__EXERCISE GOAL__
Copy the part that opens with the first of the lines and closes with the line containing "left-bar-math: [248, 238, 540, 264]", swapping "legend-swatch" for "legend-marker" and keeping everything else the same.

--- START OF EXCERPTED RECORDS ---

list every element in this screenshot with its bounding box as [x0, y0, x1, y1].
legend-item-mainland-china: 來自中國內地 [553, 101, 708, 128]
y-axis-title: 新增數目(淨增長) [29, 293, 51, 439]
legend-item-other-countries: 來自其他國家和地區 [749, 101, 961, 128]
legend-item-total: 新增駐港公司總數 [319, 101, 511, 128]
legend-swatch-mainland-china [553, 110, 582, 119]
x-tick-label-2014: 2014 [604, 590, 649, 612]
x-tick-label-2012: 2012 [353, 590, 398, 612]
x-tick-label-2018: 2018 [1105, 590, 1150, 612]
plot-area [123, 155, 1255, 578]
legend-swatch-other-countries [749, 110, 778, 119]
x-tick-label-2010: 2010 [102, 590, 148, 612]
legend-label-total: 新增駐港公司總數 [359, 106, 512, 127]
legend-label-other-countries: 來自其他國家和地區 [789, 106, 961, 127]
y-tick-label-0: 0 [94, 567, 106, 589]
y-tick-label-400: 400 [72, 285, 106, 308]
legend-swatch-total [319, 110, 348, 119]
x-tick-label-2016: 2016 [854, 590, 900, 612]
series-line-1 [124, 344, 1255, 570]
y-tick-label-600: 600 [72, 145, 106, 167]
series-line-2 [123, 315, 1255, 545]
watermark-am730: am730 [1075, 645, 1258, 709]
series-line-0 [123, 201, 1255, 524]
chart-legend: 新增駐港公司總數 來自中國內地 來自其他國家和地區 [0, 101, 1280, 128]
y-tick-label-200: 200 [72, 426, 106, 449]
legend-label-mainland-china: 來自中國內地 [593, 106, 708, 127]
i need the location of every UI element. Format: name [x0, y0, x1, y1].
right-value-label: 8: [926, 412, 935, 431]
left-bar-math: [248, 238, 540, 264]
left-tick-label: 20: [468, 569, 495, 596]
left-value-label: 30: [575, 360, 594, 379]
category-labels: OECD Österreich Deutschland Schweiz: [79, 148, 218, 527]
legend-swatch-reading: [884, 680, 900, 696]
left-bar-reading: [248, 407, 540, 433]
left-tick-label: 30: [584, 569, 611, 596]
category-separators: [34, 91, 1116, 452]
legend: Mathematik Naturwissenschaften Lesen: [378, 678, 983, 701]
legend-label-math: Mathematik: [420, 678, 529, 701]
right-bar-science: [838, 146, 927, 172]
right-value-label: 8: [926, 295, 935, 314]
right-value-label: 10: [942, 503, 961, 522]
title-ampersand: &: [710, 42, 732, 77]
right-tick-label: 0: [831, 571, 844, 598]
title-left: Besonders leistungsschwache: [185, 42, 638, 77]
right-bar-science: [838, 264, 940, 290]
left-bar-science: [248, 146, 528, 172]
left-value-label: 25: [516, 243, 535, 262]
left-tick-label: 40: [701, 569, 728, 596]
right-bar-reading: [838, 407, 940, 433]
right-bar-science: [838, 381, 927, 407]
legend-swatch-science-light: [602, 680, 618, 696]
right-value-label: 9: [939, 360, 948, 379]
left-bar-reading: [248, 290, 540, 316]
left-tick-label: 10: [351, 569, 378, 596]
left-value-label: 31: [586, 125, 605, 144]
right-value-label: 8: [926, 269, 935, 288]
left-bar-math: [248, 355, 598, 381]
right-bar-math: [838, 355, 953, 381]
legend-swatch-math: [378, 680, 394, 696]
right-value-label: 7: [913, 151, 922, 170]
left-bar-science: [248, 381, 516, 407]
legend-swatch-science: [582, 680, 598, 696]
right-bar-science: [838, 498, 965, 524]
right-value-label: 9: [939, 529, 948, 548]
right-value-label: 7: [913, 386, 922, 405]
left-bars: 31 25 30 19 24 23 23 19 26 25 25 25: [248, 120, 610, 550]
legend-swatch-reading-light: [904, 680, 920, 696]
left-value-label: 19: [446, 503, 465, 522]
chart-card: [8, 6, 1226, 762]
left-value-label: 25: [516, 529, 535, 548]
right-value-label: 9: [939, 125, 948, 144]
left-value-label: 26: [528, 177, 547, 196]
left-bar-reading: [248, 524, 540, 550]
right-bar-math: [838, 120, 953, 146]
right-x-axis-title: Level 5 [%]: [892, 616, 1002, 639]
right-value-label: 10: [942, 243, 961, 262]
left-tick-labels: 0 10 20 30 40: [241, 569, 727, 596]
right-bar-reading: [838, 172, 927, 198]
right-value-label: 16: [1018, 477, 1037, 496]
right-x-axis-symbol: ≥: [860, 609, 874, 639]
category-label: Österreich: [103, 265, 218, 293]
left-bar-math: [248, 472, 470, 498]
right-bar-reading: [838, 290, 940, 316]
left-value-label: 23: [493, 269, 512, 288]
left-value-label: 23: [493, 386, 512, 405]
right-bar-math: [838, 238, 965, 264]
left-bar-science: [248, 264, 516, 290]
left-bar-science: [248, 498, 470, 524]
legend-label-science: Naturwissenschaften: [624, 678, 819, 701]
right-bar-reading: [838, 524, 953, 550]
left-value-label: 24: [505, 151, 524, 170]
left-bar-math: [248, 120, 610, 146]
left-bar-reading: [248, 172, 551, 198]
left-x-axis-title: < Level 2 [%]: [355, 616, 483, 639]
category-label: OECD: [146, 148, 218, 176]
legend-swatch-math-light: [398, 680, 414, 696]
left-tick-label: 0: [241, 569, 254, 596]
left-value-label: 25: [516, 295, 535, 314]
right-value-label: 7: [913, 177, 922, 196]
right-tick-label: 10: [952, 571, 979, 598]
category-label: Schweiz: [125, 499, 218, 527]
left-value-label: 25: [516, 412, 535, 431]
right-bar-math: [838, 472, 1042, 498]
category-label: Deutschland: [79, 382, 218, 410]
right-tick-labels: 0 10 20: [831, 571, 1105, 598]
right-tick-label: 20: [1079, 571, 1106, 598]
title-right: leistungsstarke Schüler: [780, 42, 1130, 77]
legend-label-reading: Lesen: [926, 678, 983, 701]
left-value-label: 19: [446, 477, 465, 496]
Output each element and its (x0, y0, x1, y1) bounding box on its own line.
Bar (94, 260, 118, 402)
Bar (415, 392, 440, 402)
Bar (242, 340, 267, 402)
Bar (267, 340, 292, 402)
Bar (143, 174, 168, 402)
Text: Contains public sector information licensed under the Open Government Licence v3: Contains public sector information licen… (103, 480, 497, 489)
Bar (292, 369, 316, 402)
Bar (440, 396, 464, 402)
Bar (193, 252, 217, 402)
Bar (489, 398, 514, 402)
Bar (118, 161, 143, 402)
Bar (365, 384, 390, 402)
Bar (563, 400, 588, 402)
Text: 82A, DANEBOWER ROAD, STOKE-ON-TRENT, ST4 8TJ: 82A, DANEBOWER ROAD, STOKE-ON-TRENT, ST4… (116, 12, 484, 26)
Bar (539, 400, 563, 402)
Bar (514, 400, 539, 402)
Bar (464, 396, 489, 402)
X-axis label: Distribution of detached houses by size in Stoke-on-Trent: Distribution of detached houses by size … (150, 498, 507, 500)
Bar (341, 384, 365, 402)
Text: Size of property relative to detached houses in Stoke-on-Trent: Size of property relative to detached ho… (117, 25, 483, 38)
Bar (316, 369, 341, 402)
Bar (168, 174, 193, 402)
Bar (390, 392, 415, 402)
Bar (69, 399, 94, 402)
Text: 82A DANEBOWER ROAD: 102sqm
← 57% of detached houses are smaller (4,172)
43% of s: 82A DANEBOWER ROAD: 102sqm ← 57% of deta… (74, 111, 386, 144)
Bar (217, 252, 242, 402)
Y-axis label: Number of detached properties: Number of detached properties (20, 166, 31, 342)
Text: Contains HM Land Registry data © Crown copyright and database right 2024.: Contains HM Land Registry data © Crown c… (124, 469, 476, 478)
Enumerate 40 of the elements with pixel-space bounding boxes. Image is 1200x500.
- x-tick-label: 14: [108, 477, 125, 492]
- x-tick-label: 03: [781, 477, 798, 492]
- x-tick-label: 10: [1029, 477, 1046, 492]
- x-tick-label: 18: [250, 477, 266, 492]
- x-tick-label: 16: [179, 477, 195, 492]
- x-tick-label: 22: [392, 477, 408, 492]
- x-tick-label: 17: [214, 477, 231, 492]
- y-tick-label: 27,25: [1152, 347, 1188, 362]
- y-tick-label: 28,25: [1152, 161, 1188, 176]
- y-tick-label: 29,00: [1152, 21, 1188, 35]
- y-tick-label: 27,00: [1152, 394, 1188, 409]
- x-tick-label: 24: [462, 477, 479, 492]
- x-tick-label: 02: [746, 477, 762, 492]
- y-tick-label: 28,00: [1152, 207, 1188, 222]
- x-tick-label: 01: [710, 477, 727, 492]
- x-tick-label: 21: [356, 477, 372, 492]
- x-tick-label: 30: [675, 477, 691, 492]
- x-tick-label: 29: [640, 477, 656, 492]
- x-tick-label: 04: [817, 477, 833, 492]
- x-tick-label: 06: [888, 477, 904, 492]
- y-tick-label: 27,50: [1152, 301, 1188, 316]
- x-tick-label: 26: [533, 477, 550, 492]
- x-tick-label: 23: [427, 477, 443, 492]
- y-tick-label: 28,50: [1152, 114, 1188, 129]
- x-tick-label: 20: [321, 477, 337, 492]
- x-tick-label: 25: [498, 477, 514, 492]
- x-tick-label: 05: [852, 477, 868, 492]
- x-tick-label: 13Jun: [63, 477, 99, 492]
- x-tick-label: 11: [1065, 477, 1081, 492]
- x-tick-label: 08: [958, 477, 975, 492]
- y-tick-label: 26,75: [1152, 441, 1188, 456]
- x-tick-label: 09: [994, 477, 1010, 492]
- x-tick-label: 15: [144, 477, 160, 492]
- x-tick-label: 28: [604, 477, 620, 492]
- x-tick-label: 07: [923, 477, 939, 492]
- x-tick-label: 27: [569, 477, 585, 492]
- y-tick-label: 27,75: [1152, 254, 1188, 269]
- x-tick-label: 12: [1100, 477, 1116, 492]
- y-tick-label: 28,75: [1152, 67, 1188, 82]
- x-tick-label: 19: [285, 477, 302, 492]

--- END OF EXCERPTED RECORDS ---

__TASK SOLUTION__
list every element in this screenshot with its bounding box as [x0, y0, x1, y1].
legend-item-mainland-china: 來自中國內地 [553, 101, 708, 128]
y-axis-title: 新增數目(淨增長) [29, 293, 51, 439]
legend-item-other-countries: 來自其他國家和地區 [749, 101, 961, 128]
legend-item-total: 新增駐港公司總數 [319, 101, 511, 128]
legend-marker-mainland-china [553, 110, 582, 119]
x-tick-label-2014: 2014 [604, 590, 649, 612]
x-tick-label-2012: 2012 [353, 590, 398, 612]
x-tick-label-2018: 2018 [1105, 590, 1150, 612]
plot-area [123, 155, 1255, 578]
legend-marker-other-countries [749, 110, 778, 119]
x-tick-label-2010: 2010 [102, 590, 148, 612]
legend-label-total: 新增駐港公司總數 [359, 106, 512, 127]
legend-label-other-countries: 來自其他國家和地區 [789, 106, 961, 127]
y-tick-label-0: 0 [94, 567, 106, 589]
y-tick-label-400: 400 [72, 285, 106, 308]
legend-marker-total [319, 110, 348, 119]
x-tick-label-2016: 2016 [854, 590, 900, 612]
series-line-1 [124, 344, 1255, 570]
y-tick-label-600: 600 [72, 145, 106, 167]
series-line-2 [123, 315, 1255, 545]
watermark-am730: am730 [1075, 645, 1258, 709]
series-line-0 [123, 201, 1255, 524]
chart-legend: 新增駐港公司總數 來自中國內地 來自其他國家和地區 [0, 101, 1280, 128]
y-tick-label-200: 200 [72, 426, 106, 449]
legend-label-mainland-china: 來自中國內地 [593, 106, 708, 127]
i need the location of every UI element. Format: name [x0, y0, x1, y1].
right-value-label: 8: [926, 412, 935, 431]
left-bar-math: [248, 238, 540, 264]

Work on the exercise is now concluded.